Provided records |
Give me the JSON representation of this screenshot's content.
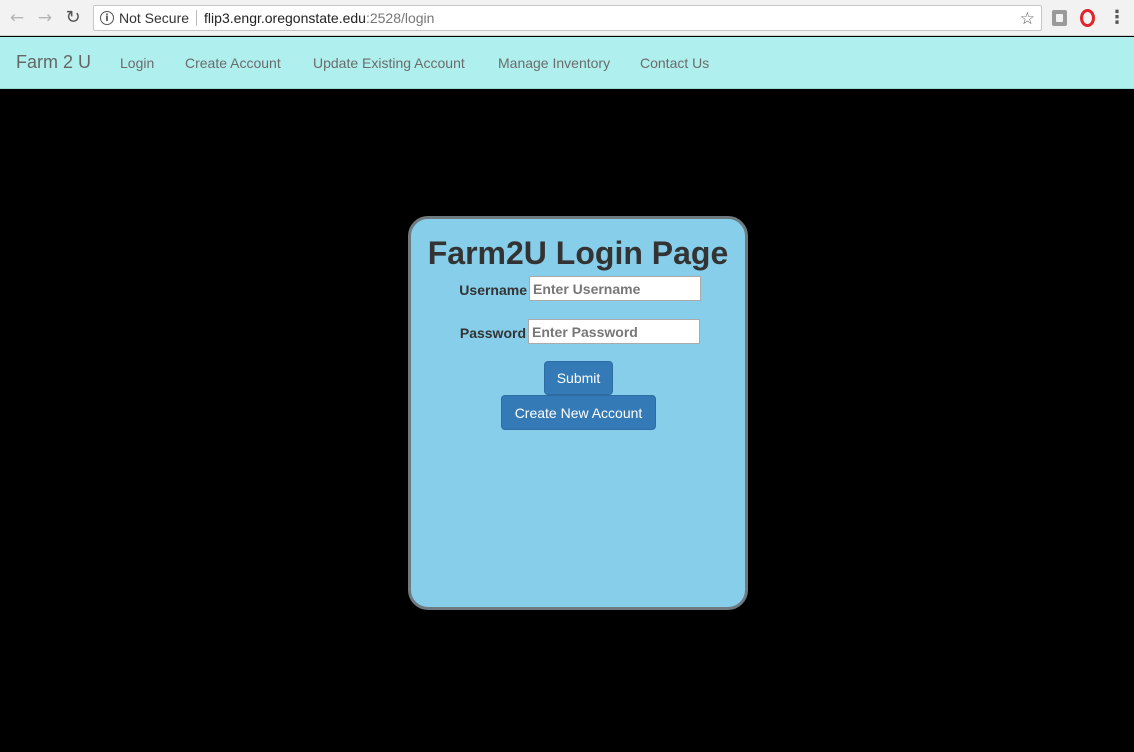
{
  "browser": {
    "security_label": "Not Secure",
    "url_host": "flip3.engr.oregonstate.edu",
    "url_path": ":2528/login"
  },
  "navbar": {
    "brand": "Farm 2 U",
    "links": [
      {
        "label": "Login"
      },
      {
        "label": "Create Account"
      },
      {
        "label": "Update Existing Account"
      },
      {
        "label": "Manage Inventory"
      },
      {
        "label": "Contact Us"
      }
    ]
  },
  "login": {
    "title": "Farm2U Login Page",
    "username_label": "Username",
    "username_placeholder": "Enter Username",
    "password_label": "Password",
    "password_placeholder": "Enter Password",
    "submit_label": "Submit",
    "create_account_label": "Create New Account"
  },
  "colors": {
    "navbar_bg": "#aff0ee",
    "card_bg": "#87ceea",
    "button_bg": "#337ab7",
    "page_bg": "#000000"
  }
}
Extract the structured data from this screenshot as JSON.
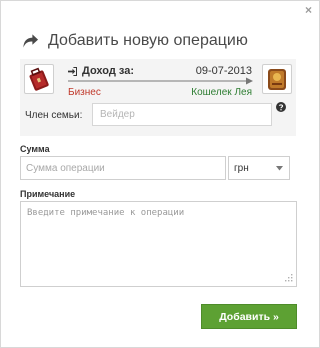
{
  "dialog": {
    "close_label": "×",
    "title": "Добавить новую операцию"
  },
  "flow": {
    "type_label": "Доход за:",
    "date": "09-07-2013",
    "from": "Бизнес",
    "to": "Кошелек Лея",
    "from_color": "#c0392b",
    "to_color": "#2e7d32"
  },
  "member": {
    "label": "Член семьи:",
    "placeholder": "Вейдер"
  },
  "amount": {
    "label": "Сумма",
    "placeholder": "Сумма операции",
    "currency": "грн"
  },
  "note": {
    "label": "Примечание",
    "placeholder": "Введите примечание к операции"
  },
  "submit": {
    "label": "Добавить »",
    "color": "#5da133"
  },
  "icons": {
    "title": "share-arrow-icon",
    "source": "briefcase-icon",
    "target": "wallet-icon",
    "help": "question-circle-icon",
    "flow_type": "sign-in-icon",
    "dropdown": "caret-down-icon"
  }
}
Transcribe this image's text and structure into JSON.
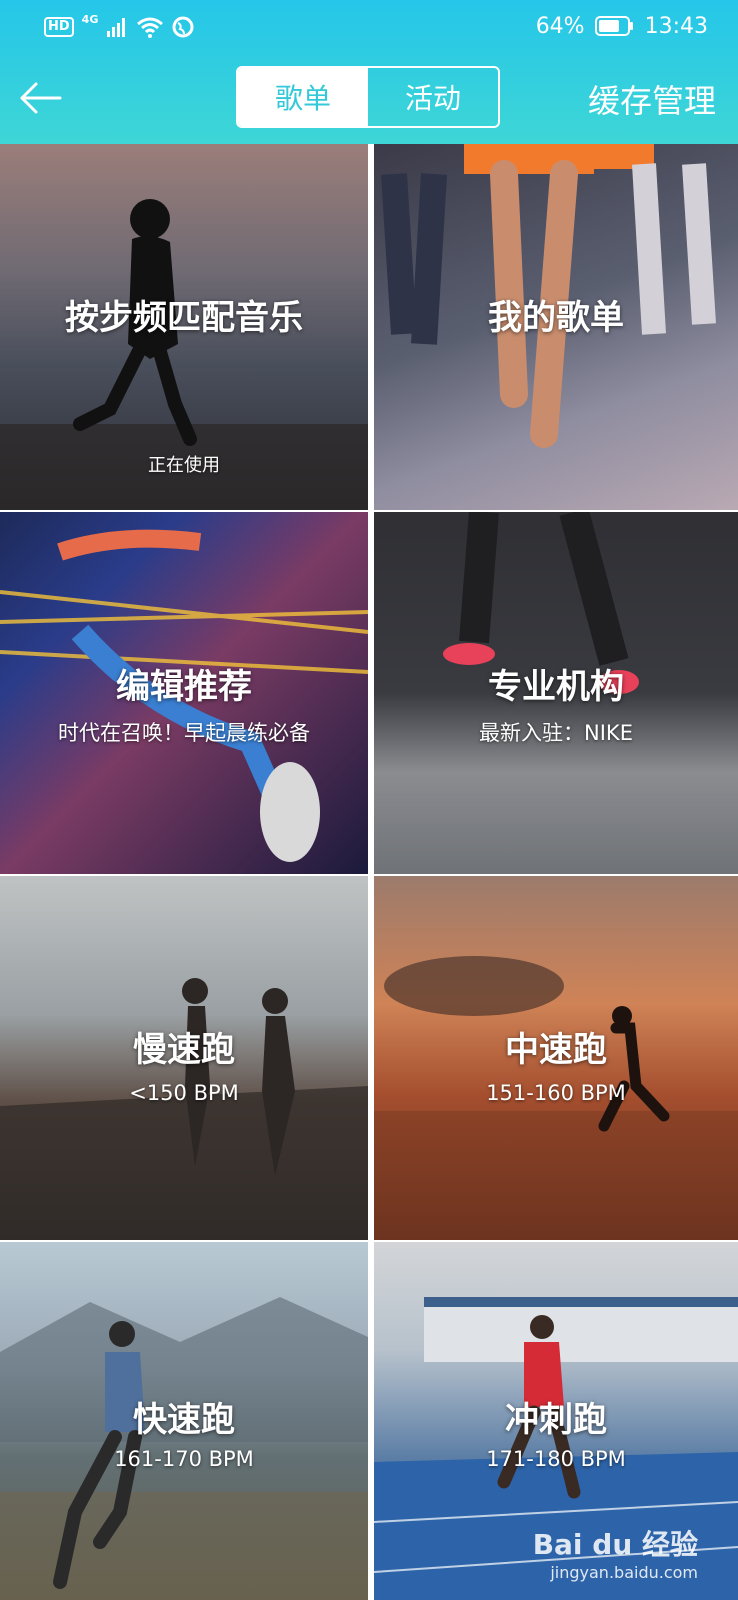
{
  "status": {
    "network": "4G",
    "hd_badge": "HD",
    "battery": "64%",
    "time": "13:43"
  },
  "nav": {
    "tabs": [
      {
        "label": "歌单",
        "active": true
      },
      {
        "label": "活动",
        "active": false
      }
    ],
    "cache_label": "缓存管理"
  },
  "tiles": [
    {
      "title": "按步频匹配音乐",
      "subtitle": "正在使用"
    },
    {
      "title": "我的歌单",
      "subtitle": ""
    },
    {
      "title": "编辑推荐",
      "subtitle": "时代在召唤！早起晨练必备"
    },
    {
      "title": "专业机构",
      "subtitle": "最新入驻：NIKE"
    },
    {
      "title": "慢速跑",
      "subtitle": "<150 BPM"
    },
    {
      "title": "中速跑",
      "subtitle": "151-160 BPM"
    },
    {
      "title": "快速跑",
      "subtitle": "161-170 BPM"
    },
    {
      "title": "冲刺跑",
      "subtitle": "171-180 BPM"
    }
  ],
  "watermark": {
    "logo": "Bai du 经验",
    "url": "jingyan.baidu.com"
  },
  "colors": {
    "header_top": "#25c6e9",
    "header_bottom": "#3ed6d6",
    "active_tab_text": "#33c9d9"
  }
}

Given instruction |
Using the records above, retype everything exactly except the pictures.

Answer to the task |
Give me the JSON representation of this screenshot's content.
{
  "browser": {
    "security_label": "Not Secure",
    "url_host": "flip3.engr.oregonstate.edu",
    "url_path": ":2528/login"
  },
  "navbar": {
    "brand": "Farm 2 U",
    "links": [
      {
        "label": "Login"
      },
      {
        "label": "Create Account"
      },
      {
        "label": "Update Existing Account"
      },
      {
        "label": "Manage Inventory"
      },
      {
        "label": "Contact Us"
      }
    ]
  },
  "login": {
    "title": "Farm2U Login Page",
    "username_label": "Username",
    "username_placeholder": "Enter Username",
    "password_label": "Password",
    "password_placeholder": "Enter Password",
    "submit_label": "Submit",
    "create_account_label": "Create New Account"
  },
  "colors": {
    "navbar_bg": "#aff0ee",
    "card_bg": "#87ceea",
    "button_bg": "#337ab7",
    "page_bg": "#000000"
  }
}
Extract the structured data from this screenshot as JSON.
{
  "dialog": {
    "close_label": "×",
    "title": "Добавить новую операцию"
  },
  "flow": {
    "type_label": "Доход за:",
    "date": "09-07-2013",
    "from": "Бизнес",
    "to": "Кошелек Лея",
    "from_color": "#c0392b",
    "to_color": "#2e7d32"
  },
  "member": {
    "label": "Член семьи:",
    "placeholder": "Вейдер"
  },
  "amount": {
    "label": "Сумма",
    "placeholder": "Сумма операции",
    "currency": "грн"
  },
  "note": {
    "label": "Примечание",
    "placeholder": "Введите примечание к операции"
  },
  "submit": {
    "label": "Добавить »",
    "color": "#5da133"
  },
  "icons": {
    "title": "share-arrow-icon",
    "source": "briefcase-icon",
    "target": "wallet-icon",
    "help": "question-circle-icon",
    "flow_type": "sign-in-icon",
    "dropdown": "caret-down-icon"
  }
}
Transcribe this image's text and structure into JSON.
{
  "status": {
    "network": "4G",
    "hd_badge": "HD",
    "battery": "64%",
    "time": "13:43"
  },
  "nav": {
    "tabs": [
      {
        "label": "歌单",
        "active": true
      },
      {
        "label": "活动",
        "active": false
      }
    ],
    "cache_label": "缓存管理"
  },
  "tiles": [
    {
      "title": "按步频匹配音乐",
      "subtitle": "正在使用"
    },
    {
      "title": "我的歌单",
      "subtitle": ""
    },
    {
      "title": "编辑推荐",
      "subtitle": "时代在召唤！早起晨练必备"
    },
    {
      "title": "专业机构",
      "subtitle": "最新入驻：NIKE"
    },
    {
      "title": "慢速跑",
      "subtitle": "<150 BPM"
    },
    {
      "title": "中速跑",
      "subtitle": "151-160 BPM"
    },
    {
      "title": "快速跑",
      "subtitle": "161-170 BPM"
    },
    {
      "title": "冲刺跑",
      "subtitle": "171-180 BPM"
    }
  ],
  "watermark": {
    "logo": "Bai du 经验",
    "url": "jingyan.baidu.com"
  },
  "colors": {
    "header_top": "#25c6e9",
    "header_bottom": "#3ed6d6",
    "active_tab_text": "#33c9d9"
  }
}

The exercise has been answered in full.